[Directions for this task]: Only the number is wanted: how many lines hold the word "image"?

(Dataset items)
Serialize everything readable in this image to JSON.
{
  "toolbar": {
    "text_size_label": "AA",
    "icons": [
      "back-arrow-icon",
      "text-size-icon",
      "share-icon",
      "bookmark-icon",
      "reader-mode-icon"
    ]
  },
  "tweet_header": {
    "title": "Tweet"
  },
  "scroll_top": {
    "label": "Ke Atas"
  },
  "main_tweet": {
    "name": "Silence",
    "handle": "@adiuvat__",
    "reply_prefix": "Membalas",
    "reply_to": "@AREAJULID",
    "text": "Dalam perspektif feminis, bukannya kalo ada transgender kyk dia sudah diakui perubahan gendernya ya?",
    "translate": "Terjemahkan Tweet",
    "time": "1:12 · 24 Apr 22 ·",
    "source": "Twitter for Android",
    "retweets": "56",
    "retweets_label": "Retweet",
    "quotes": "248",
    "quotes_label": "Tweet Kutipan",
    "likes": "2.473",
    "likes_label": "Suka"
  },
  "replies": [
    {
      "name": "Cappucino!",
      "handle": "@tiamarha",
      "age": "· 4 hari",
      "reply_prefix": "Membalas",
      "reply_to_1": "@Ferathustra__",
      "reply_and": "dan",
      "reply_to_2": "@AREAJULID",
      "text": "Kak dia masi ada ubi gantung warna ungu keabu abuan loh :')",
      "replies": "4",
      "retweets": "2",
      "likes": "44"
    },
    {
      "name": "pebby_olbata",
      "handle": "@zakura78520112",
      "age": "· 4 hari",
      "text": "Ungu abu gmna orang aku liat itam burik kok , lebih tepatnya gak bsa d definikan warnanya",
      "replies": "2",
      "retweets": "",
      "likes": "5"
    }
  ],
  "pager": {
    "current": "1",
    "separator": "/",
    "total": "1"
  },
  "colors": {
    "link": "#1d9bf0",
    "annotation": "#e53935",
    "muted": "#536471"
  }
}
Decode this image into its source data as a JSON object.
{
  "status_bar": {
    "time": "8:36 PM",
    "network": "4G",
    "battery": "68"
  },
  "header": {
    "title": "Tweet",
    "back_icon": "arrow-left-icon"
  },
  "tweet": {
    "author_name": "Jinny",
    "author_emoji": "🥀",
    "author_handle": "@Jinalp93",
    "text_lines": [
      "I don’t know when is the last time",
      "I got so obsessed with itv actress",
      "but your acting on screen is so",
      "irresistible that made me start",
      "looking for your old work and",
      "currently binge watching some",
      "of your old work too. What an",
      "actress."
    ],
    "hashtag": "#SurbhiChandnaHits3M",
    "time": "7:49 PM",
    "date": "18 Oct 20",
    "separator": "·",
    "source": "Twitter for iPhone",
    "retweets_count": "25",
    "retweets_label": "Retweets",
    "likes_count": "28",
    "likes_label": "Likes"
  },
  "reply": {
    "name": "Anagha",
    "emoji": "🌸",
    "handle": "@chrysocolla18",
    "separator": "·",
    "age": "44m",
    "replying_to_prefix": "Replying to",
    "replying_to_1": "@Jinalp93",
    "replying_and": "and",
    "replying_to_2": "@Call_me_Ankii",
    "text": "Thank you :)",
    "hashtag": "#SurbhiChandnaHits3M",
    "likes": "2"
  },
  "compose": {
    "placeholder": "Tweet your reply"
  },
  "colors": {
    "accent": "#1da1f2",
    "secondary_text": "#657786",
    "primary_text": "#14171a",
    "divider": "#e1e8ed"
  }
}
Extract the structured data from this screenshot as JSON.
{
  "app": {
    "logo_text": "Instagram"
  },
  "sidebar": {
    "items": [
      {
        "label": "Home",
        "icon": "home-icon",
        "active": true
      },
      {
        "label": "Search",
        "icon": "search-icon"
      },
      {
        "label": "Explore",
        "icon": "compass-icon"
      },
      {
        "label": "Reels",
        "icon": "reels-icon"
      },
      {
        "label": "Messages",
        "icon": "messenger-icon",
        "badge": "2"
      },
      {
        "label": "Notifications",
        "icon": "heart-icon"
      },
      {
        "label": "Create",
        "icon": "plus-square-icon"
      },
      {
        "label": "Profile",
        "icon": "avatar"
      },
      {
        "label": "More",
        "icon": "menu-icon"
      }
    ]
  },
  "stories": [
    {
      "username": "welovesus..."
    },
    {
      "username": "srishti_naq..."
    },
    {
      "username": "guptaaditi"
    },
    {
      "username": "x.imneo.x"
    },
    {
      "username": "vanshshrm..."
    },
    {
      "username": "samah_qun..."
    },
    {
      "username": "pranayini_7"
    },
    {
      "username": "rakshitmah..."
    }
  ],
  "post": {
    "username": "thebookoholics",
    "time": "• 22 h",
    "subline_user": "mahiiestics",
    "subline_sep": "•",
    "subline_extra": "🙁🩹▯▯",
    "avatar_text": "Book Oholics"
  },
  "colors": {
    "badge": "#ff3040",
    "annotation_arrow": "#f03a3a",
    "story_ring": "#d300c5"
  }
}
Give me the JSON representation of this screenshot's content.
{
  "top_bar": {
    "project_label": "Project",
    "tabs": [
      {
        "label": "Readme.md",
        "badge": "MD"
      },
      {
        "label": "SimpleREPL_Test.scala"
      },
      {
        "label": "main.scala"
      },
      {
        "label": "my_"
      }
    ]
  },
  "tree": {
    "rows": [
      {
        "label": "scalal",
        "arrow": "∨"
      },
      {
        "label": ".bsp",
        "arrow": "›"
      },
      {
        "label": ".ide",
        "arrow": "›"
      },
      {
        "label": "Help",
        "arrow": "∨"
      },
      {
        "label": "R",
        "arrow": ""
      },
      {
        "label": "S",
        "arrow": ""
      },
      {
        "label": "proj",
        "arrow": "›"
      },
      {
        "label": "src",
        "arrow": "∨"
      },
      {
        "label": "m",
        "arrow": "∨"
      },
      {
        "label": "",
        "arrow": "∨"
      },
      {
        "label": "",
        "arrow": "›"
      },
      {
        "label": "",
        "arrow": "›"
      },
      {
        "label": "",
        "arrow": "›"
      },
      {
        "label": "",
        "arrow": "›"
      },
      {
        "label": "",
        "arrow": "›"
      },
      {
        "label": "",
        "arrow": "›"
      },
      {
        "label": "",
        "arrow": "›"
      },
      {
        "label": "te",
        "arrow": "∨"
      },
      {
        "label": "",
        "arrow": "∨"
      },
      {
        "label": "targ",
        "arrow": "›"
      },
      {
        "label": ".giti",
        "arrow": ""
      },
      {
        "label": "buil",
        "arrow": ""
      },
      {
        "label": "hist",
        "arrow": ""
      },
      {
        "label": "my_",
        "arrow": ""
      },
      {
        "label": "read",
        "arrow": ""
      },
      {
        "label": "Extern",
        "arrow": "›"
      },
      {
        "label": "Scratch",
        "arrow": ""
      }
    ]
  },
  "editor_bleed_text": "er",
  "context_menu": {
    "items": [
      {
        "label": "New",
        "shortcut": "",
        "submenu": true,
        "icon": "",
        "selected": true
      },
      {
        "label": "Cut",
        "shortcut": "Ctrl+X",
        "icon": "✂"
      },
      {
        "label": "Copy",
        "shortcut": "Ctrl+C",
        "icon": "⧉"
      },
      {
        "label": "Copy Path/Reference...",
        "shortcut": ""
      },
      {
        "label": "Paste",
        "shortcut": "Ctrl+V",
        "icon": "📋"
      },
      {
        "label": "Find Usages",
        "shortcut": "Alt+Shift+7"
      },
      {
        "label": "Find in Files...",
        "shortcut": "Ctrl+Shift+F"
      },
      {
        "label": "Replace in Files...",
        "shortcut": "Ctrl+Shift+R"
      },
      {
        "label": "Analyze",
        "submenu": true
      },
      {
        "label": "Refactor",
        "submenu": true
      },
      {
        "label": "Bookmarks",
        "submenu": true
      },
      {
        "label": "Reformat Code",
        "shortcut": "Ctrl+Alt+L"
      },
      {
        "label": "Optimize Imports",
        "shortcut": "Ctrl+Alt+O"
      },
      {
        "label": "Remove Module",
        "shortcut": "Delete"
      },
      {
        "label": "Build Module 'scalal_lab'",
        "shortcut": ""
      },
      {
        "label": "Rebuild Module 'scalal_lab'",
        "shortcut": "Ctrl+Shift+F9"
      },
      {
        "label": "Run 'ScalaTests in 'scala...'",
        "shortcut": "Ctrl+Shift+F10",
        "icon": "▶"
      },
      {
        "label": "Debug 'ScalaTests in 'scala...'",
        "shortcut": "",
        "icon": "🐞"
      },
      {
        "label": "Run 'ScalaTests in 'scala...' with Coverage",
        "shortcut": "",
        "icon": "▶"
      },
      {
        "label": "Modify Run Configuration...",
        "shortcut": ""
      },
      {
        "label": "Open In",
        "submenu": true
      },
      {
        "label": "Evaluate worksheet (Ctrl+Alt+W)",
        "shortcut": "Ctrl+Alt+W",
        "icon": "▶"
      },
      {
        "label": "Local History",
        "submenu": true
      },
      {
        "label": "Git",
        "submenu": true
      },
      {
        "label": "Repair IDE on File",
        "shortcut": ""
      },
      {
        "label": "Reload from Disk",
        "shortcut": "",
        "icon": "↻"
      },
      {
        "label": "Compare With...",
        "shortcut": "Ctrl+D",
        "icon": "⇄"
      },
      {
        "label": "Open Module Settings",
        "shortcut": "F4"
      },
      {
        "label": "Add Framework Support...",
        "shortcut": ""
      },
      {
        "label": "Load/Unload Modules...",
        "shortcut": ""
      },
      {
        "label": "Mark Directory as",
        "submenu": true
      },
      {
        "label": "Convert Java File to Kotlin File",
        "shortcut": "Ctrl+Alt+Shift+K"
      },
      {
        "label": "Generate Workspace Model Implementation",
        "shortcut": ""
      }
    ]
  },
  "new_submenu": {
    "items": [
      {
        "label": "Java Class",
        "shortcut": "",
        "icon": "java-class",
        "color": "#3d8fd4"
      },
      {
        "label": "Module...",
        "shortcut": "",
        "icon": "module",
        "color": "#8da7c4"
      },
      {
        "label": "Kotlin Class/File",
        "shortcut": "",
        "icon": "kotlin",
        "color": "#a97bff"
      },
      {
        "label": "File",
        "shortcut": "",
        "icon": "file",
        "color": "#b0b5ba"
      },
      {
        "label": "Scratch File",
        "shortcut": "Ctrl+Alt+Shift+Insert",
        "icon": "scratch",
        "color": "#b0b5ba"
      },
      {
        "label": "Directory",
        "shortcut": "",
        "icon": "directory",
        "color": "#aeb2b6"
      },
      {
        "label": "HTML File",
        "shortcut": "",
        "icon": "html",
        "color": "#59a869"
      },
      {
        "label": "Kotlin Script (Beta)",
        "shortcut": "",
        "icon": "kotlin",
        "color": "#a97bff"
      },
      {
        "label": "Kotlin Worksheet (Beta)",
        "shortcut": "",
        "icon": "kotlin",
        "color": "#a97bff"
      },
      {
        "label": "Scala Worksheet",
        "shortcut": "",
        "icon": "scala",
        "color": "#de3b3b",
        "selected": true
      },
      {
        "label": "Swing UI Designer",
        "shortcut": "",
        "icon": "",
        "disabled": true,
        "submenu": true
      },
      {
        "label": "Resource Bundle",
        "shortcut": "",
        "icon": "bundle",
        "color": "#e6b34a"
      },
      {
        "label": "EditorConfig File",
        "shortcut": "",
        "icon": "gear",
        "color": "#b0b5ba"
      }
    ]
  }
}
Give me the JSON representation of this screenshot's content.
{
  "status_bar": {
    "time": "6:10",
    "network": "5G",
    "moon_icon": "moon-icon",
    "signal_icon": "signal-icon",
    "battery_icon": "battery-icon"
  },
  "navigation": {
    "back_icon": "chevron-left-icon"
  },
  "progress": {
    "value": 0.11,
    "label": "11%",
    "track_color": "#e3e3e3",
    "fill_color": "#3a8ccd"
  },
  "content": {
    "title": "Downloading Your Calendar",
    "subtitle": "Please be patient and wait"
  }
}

[Response]: 2